_TO BE DONE:_
Find and copy every line in the records that includes the string "暖岛效应".

[Data extracted from a collection]
-------

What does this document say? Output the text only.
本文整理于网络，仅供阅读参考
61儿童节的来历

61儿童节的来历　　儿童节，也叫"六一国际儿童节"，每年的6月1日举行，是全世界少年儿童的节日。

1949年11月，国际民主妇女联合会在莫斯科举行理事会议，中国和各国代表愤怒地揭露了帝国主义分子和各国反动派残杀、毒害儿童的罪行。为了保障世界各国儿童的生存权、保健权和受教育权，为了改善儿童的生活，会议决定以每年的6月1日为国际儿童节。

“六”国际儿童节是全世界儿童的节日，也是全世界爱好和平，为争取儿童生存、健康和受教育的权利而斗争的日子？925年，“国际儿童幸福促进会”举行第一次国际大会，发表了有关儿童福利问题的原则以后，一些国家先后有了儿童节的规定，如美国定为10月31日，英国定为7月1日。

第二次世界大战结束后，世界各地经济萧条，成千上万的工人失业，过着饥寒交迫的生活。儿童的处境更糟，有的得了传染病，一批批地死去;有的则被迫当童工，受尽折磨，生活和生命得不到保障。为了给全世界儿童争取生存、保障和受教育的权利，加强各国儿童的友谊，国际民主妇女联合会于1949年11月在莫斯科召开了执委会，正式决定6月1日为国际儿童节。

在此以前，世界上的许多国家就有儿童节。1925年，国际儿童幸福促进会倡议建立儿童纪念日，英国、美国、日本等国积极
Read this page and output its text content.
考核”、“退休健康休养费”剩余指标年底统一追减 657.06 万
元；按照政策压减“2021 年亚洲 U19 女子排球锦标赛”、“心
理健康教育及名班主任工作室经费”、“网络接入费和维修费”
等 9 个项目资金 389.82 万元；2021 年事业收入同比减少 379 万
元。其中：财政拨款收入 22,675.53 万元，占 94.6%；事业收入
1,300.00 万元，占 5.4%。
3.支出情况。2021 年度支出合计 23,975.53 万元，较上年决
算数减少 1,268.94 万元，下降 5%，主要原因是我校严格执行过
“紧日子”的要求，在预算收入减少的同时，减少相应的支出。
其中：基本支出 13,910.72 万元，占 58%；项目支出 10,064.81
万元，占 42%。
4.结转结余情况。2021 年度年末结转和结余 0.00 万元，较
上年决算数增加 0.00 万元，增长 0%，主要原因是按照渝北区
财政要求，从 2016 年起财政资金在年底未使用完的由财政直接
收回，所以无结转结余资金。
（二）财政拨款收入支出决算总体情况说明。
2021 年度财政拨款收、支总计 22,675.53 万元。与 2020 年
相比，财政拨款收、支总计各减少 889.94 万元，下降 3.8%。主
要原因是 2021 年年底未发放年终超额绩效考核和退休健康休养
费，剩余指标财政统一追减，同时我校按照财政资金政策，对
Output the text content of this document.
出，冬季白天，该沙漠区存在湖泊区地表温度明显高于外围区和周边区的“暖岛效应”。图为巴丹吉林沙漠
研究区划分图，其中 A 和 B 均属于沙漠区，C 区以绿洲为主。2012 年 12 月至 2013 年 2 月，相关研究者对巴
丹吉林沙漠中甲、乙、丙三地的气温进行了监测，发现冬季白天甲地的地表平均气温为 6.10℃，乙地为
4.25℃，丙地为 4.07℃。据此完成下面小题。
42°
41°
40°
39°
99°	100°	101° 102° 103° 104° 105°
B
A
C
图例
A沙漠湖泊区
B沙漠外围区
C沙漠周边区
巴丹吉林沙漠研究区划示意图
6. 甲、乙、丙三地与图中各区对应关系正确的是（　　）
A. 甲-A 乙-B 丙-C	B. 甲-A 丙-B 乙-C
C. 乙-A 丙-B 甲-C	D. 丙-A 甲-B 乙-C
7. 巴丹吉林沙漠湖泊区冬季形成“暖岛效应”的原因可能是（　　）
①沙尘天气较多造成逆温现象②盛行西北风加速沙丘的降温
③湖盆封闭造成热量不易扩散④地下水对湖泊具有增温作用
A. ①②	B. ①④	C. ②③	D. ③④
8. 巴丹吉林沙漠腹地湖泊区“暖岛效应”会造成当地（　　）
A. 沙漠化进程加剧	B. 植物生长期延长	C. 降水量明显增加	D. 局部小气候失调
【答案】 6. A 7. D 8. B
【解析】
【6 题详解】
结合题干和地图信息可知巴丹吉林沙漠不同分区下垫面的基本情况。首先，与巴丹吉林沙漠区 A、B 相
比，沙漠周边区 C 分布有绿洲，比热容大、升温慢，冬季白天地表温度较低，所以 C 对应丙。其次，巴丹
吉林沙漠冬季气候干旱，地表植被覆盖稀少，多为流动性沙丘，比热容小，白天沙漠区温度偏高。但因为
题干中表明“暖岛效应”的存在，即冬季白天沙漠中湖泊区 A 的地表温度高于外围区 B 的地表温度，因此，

-------

_PROBLEM SOLUTION:_
出，冬季白天，该沙漠区存在湖泊区地表温度明显高于外围区和周边区的“暖岛效应”。图为巴丹吉林沙漠
7. 巴丹吉林沙漠湖泊区冬季形成“暖岛效应”的原因可能是（　　）
8. 巴丹吉林沙漠腹地湖泊区“暖岛效应”会造成当地（　　）
题干中表明“暖岛效应”的存在，即冬季白天沙漠中湖泊区 A 的地表温度高于外围区 B 的地表温度，因此，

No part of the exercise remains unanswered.